━━━━━ Extracted data

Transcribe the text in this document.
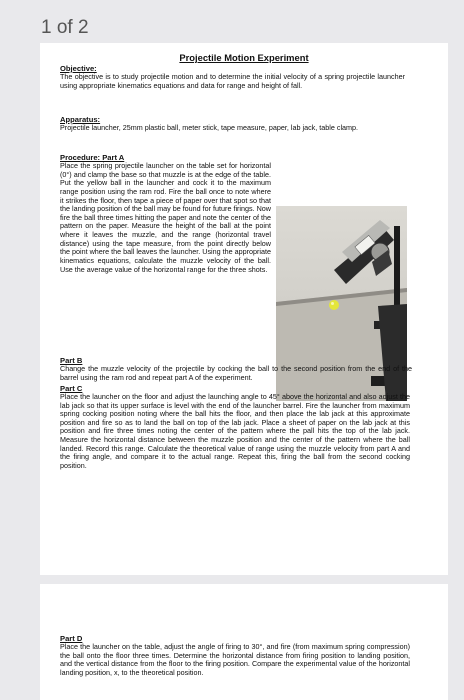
1 of 2
Projectile Motion Experiment
Objective:
The objective is to study projectile motion and to determine the initial velocity of a spring projectile launcher using appropriate kinematics equations and data for range and height of fall.
Apparatus:
Projectile launcher, 25mm plastic ball, meter stick, tape measure, paper, lab jack, table clamp.
Procedure: Part A
Place the spring projectile launcher on the table set for horizontal (0°) and clamp the base so that muzzle is at the edge of the table. Put the yellow ball in the launcher and cock it to the maximum range position using the ram rod. Fire the ball once to note where it strikes the floor, then tape a piece of paper over that spot so that the landing position of the ball may be found for future firings. Now fire the ball three times hitting the paper and note the center of the pattern on the paper. Measure the height of the ball at the point where it leaves the muzzle, and the range (horizontal travel distance) using the tape measure, from the point directly below the point where the ball leaves the launcher. Using the appropriate kinematics equations, calculate the muzzle velocity of the ball. Use the average value of the horizontal range for the three shots.
Part B
Change the muzzle velocity of the projectile by cocking the ball to the second position from the end of the barrel using the ram rod and repeat part A of the experiment.
Part C
Place the launcher on the floor and adjust the launching angle to 45° above the horizontal and also adjust the lab jack so that its upper surface is level with the end of the launcher barrel. Fire the launcher from maximum spring cocking position noting where the ball hits the floor, and then place the lab jack at this approximate position and fire so as to land the ball on top of the lab jack. Place a sheet of paper on the lab jack at this position and fire three times noting the center of the pattern where the pall hits the top of the lab jack. Measure the horizontal distance between the muzzle position and the center of the pattern where the ball landed. Record this range. Calculate the theoretical value of range using the muzzle velocity from part A and the firing angle, and compare it to the actual range. Repeat this, firing the ball from the second cocking position.
Part D
Place the launcher on the table, adjust the angle of firing to 30°, and fire (from maximum spring compression) the ball onto the floor three times. Determine the horizontal distance from firing position to landing position, and the vertical distance from the floor to the firing position. Compare the experimental value of the horizontal landing position, x, to the theoretical position.
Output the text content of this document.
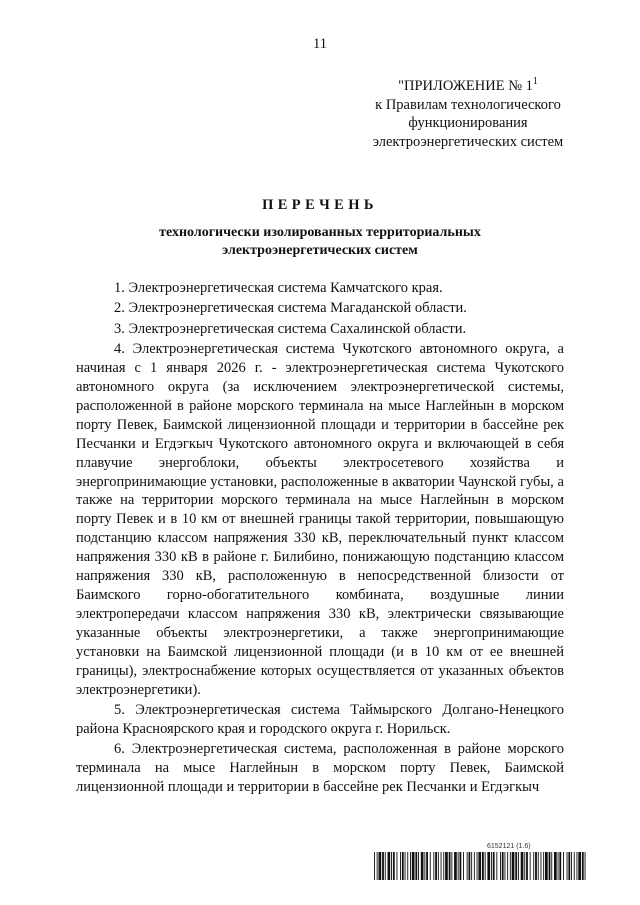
11
"ПРИЛОЖЕНИЕ № $1^1$
к Правилам технологического
функционирования
электроэнергетических систем
ПЕРЕЧЕНЬ
технологически изолированных территориальных
электроэнергетических систем

1. Электроэнергетическая система Камчатского края.

2. Электроэнергетическая система Магаданской области.

3. Электроэнергетическая система Сахалинской области.

4. Электроэнергетическая система Чукотского автономного округа, а начиная с 1 января 2026 г. - электроэнергетическая система Чукотского автономного округа (за исключением электроэнергетической системы, расположенной в районе морского терминала на мысе Наглейнын в морском порту Певек, Баимской лицензионной площади и территории в бассейне рек Песчанки и Егдэгкыч Чукотского автономного округа и включающей в себя плавучие энергоблоки, объекты электросетевого хозяйства и энергопринимающие установки, расположенные в акватории Чаунской губы, а также на территории морского терминала на мысе Наглейнын в морском порту Певек и в 10 км от внешней границы такой территории, повышающую подстанцию классом напряжения 330 кВ, переключательный пункт классом напряжения 330 кВ в районе г. Билибино, понижающую подстанцию классом напряжения 330 кВ, расположенную в непосредственной близости от Баимского горно-обогатительного комбината, воздушные линии электропередачи классом напряжения 330 кВ, электрически связывающие указанные объекты электроэнергетики, а также энергопринимающие установки на Баимской лицензионной площади (и в 10 км от ее внешней границы), электроснабжение которых осуществляется от указанных объектов электроэнергетики).

5. Электроэнергетическая система Таймырского Долгано-Ненецкого района Красноярского края и городского округа г. Норильск.

6. Электроэнергетическая система, расположенная в районе морского терминала на мысе Наглейнын в морском порту Певек, Баимской лицензионной площади и территории в бассейне рек Песчанки и Егдэгкыч

6152121 (1.6)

━━━━━━━━━━

Problem to solve = Determine the number of lines in the data that contain "equations" as a word or string, and state only that number.

Result of the exercise = 2